:: DIRECTIONS FOR THIS TASK ::
Transcribe the data in full and exactly, omitting any pictures.

#### INFORMATION SUPPLIED

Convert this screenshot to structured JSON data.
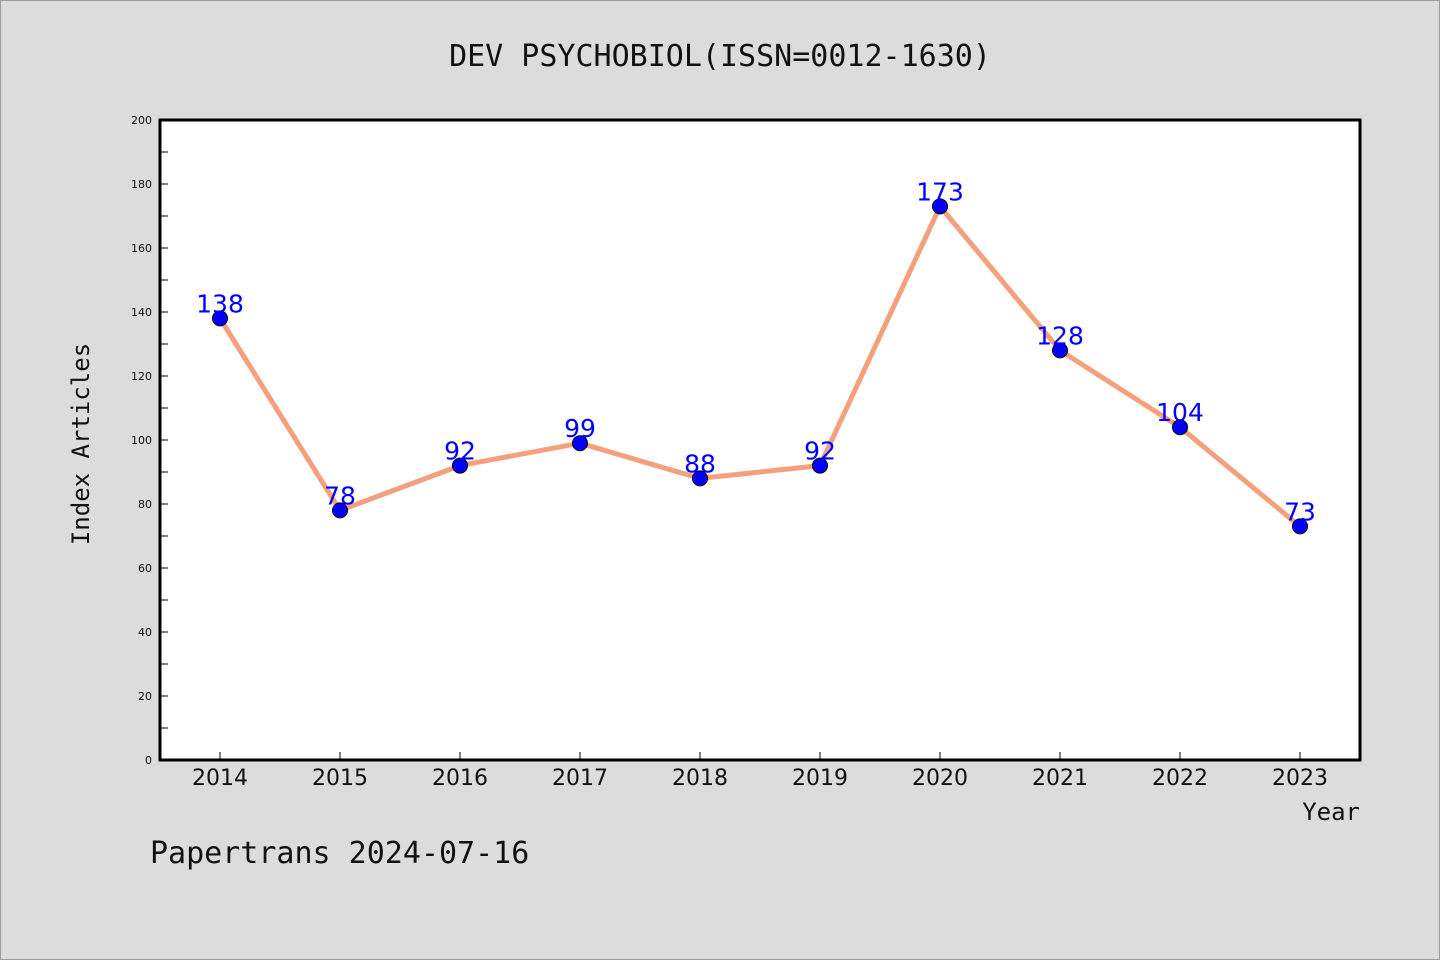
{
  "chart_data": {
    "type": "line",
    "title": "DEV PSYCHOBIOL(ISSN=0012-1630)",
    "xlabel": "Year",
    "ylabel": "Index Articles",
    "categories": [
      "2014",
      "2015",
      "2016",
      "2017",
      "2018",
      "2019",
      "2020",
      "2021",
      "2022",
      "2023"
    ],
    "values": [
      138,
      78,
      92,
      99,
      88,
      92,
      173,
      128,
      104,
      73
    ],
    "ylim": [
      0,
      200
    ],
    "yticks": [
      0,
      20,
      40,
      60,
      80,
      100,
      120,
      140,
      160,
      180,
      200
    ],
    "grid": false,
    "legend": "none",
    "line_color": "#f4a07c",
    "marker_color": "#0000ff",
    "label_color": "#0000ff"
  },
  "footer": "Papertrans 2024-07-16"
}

########

:: ANSWER TO THIS PROBLEM ::
Convert this screenshot to structured JSON data.
{
  "chart_data": {
    "type": "line",
    "title": "DEV PSYCHOBIOL(ISSN=0012-1630)",
    "xlabel": "Year",
    "ylabel": "Index Articles",
    "categories": [
      "2014",
      "2015",
      "2016",
      "2017",
      "2018",
      "2019",
      "2020",
      "2021",
      "2022",
      "2023"
    ],
    "values": [
      138,
      78,
      92,
      99,
      88,
      92,
      173,
      128,
      104,
      73
    ],
    "ylim": [
      0,
      200
    ],
    "yticks": [
      0,
      20,
      40,
      60,
      80,
      100,
      120,
      140,
      160,
      180,
      200
    ],
    "grid": false,
    "legend": "none",
    "line_color": "#f4a07c",
    "marker_color": "#0000ff",
    "label_color": "#0000ff"
  },
  "footer": "Papertrans 2024-07-16"
}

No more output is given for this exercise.